— start of The data —

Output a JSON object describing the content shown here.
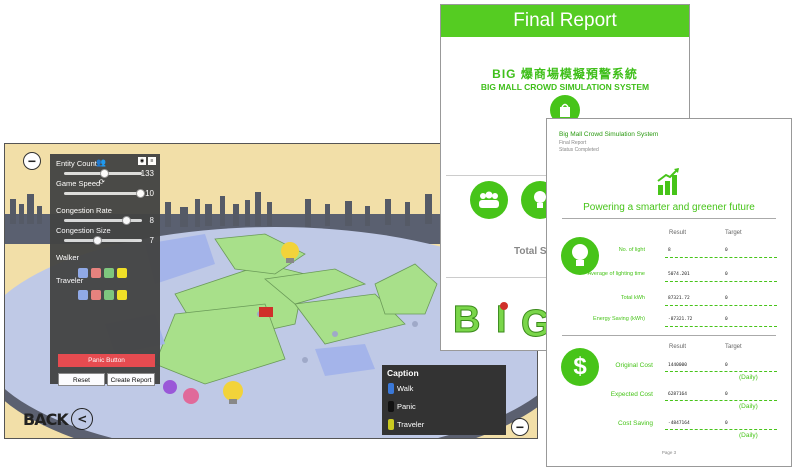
{
  "simulation": {
    "panel": {
      "entity_count_label": "Entity Count",
      "entity_count_value": "133",
      "entity_count_level": 0.5,
      "game_speed_label": "Game Speed",
      "game_speed_value": "10",
      "game_speed_level": 1.0,
      "congestion_rate_label": "Congestion Rate",
      "congestion_rate_value": "8",
      "congestion_rate_level": 0.8,
      "congestion_size_label": "Congestion Size",
      "congestion_size_value": "7",
      "congestion_size_level": 0.4,
      "walker_label": "Walker",
      "traveler_label": "Traveler",
      "walker_colors": [
        "#8fa8e8",
        "#e8807a",
        "#7cc67a",
        "#f2e020"
      ],
      "traveler_colors": [
        "#8fa8e8",
        "#e8807a",
        "#7cc67a",
        "#f2e020"
      ],
      "panic_button": "Panic Button",
      "reset_button": "Reset",
      "create_report_button": "Create Report"
    },
    "caption": {
      "title": "Caption",
      "items": [
        "Walk",
        "Panic",
        "Traveler"
      ],
      "colors": [
        "#3a78d8",
        "#111111",
        "#c8c820"
      ]
    },
    "back_label": "BACK",
    "collapse_symbol": "−",
    "colors": {
      "sand": "#f2dfa8",
      "mall_floor": "#a8e08a",
      "walkway": "#c9d4f0",
      "panel_bg": "#444444"
    }
  },
  "report_cover": {
    "header": "Final Report",
    "title_cn": "BIG 爆商場模擬預警系統",
    "title_en": "BIG MALL CROWD SIMULATION SYSTEM",
    "total_label": "Total S",
    "logo_letters": [
      "B",
      "I",
      "G"
    ],
    "accent_color": "#55cc22"
  },
  "report_page": {
    "system_title": "Big Mall Crowd Simulation System",
    "subtitle": "Final Report",
    "status": "Status Completed",
    "slogan": "Powering a smarter and greener future",
    "result_header": "Result",
    "target_header": "Target",
    "light_rows": [
      {
        "label": "No. of light",
        "result": "8",
        "target": "0"
      },
      {
        "label": "Average of lighting time",
        "result": "5074.201",
        "target": "0"
      },
      {
        "label": "Total kWh",
        "result": "87321.72",
        "target": "0"
      },
      {
        "label": "Energy Saving (kWh)",
        "result": "-87321.72",
        "target": "0"
      }
    ],
    "cost_rows": [
      {
        "label": "Original Cost",
        "result": "1440000",
        "target": "0",
        "unit": "(Daily)"
      },
      {
        "label": "Expected Cost",
        "result": "6287164",
        "target": "0",
        "unit": "(Daily)"
      },
      {
        "label": "Cost Saving",
        "result": "-4847164",
        "target": "0",
        "unit": "(Daily)"
      }
    ],
    "page_number": "Page 3"
  }
}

— end of The data —

Given request
Retype all entries exactly as they appear, dropping the images.

Answer to the exercise
Output a JSON object describing the content shown here.
{
  "simulation": {
    "panel": {
      "entity_count_label": "Entity Count",
      "entity_count_value": "133",
      "entity_count_level": 0.5,
      "game_speed_label": "Game Speed",
      "game_speed_value": "10",
      "game_speed_level": 1.0,
      "congestion_rate_label": "Congestion Rate",
      "congestion_rate_value": "8",
      "congestion_rate_level": 0.8,
      "congestion_size_label": "Congestion Size",
      "congestion_size_value": "7",
      "congestion_size_level": 0.4,
      "walker_label": "Walker",
      "traveler_label": "Traveler",
      "walker_colors": [
        "#8fa8e8",
        "#e8807a",
        "#7cc67a",
        "#f2e020"
      ],
      "traveler_colors": [
        "#8fa8e8",
        "#e8807a",
        "#7cc67a",
        "#f2e020"
      ],
      "panic_button": "Panic Button",
      "reset_button": "Reset",
      "create_report_button": "Create Report"
    },
    "caption": {
      "title": "Caption",
      "items": [
        "Walk",
        "Panic",
        "Traveler"
      ],
      "colors": [
        "#3a78d8",
        "#111111",
        "#c8c820"
      ]
    },
    "back_label": "BACK",
    "collapse_symbol": "−",
    "colors": {
      "sand": "#f2dfa8",
      "mall_floor": "#a8e08a",
      "walkway": "#c9d4f0",
      "panel_bg": "#444444"
    }
  },
  "report_cover": {
    "header": "Final Report",
    "title_cn": "BIG 爆商場模擬預警系統",
    "title_en": "BIG MALL CROWD SIMULATION SYSTEM",
    "total_label": "Total S",
    "logo_letters": [
      "B",
      "I",
      "G"
    ],
    "accent_color": "#55cc22"
  },
  "report_page": {
    "system_title": "Big Mall Crowd Simulation System",
    "subtitle": "Final Report",
    "status": "Status Completed",
    "slogan": "Powering a smarter and greener future",
    "result_header": "Result",
    "target_header": "Target",
    "light_rows": [
      {
        "label": "No. of light",
        "result": "8",
        "target": "0"
      },
      {
        "label": "Average of lighting time",
        "result": "5074.201",
        "target": "0"
      },
      {
        "label": "Total kWh",
        "result": "87321.72",
        "target": "0"
      },
      {
        "label": "Energy Saving (kWh)",
        "result": "-87321.72",
        "target": "0"
      }
    ],
    "cost_rows": [
      {
        "label": "Original Cost",
        "result": "1440000",
        "target": "0",
        "unit": "(Daily)"
      },
      {
        "label": "Expected Cost",
        "result": "6287164",
        "target": "0",
        "unit": "(Daily)"
      },
      {
        "label": "Cost Saving",
        "result": "-4847164",
        "target": "0",
        "unit": "(Daily)"
      }
    ],
    "page_number": "Page 3"
  }
}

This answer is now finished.